--- WORK TO BE COMPLETED ---
Answer these from the news roundup below, one answer per line, numbered to match:
1. On what day did UNFI announce it would fight the arbitration decision in federal court?
2. By what date are all the coalition member unions expected to finish voting on the Kaiser contract?
3. What is Washington state trying to force the privately run immigration jail to pay its detainees?

--- SELECTED TEXT ---
Start
NEWS ROUNDUP

Baby Camila! ● ‘Colossal mistake’ on NAFTA 2.0 ● Alaska vs. unions

Thursday, October 10, 2019

 


LOCAL

 

► In today’s News Tribune — UNFI plans to fight ruling in contract dispute with Tacoma distribution workers –The gradual ending of operations at the Tacoma UNFI grocery distribution site has been the center of an arbitration battle between workers and the company. On Monday, the workers won that battle, but that victory was short-lived. On Wednesday, UNFI announced that it planned to fight the arbitration decision in federal court.

ALSO at The Stand — Teamsters win big ruling in UNFI relocation to Centralia

► In today’s Columbian — Vancouver, Portland Kaiser workers vote to approve contract — A group of unionized Portland and Vancouver-area Kaiser Permanente workers has voted to approve a new national contract with the health care company, although the contract will not take effect unless several other unions also vote to ratify it. SEIU Local 49 announced Wednesday evening that its members voted “overwhelmingly” in favor of ratifying the contract. All of the coalition member unions are expected to finish voting by Oct. 19.

► In today’s News Tribune — Judge won’t dismiss case on wages of immigrant detainees — Washington state’s effort to force a privately run immigration jail to pay its detainees minimum wage for work they perform can continue after all, a federal judge ruled Wednesday.
End
--- RECORDS ---
Start
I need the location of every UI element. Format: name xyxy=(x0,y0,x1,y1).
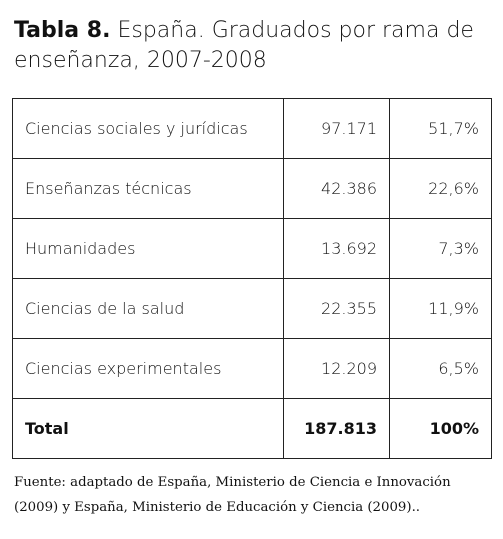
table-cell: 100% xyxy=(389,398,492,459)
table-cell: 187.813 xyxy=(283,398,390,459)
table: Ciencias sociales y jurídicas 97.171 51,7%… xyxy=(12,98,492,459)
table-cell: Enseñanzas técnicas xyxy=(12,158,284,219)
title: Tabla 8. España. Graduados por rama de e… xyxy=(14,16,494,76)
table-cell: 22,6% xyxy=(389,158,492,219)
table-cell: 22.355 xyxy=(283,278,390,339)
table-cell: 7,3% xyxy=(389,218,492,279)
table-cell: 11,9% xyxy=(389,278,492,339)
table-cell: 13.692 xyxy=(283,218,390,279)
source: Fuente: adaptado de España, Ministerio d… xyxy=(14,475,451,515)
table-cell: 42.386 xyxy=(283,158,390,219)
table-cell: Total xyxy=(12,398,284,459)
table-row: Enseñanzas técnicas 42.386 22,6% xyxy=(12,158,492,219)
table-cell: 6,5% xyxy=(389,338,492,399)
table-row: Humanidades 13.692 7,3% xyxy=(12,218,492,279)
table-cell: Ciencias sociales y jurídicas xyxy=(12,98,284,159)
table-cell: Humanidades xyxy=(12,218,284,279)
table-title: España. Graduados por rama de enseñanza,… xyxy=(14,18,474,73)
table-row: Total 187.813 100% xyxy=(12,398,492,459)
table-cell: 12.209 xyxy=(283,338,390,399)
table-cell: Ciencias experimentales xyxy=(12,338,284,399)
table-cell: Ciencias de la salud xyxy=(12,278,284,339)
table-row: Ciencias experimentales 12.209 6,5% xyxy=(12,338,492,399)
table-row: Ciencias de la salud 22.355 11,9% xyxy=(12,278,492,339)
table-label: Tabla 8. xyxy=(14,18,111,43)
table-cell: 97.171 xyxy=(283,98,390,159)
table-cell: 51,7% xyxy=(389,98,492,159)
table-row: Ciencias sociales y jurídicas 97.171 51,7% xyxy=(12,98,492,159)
End
--- EXERCISE RESPONSE ---
1. Wednesday
2. Oct. 19
3. Minimum wage for the work they perform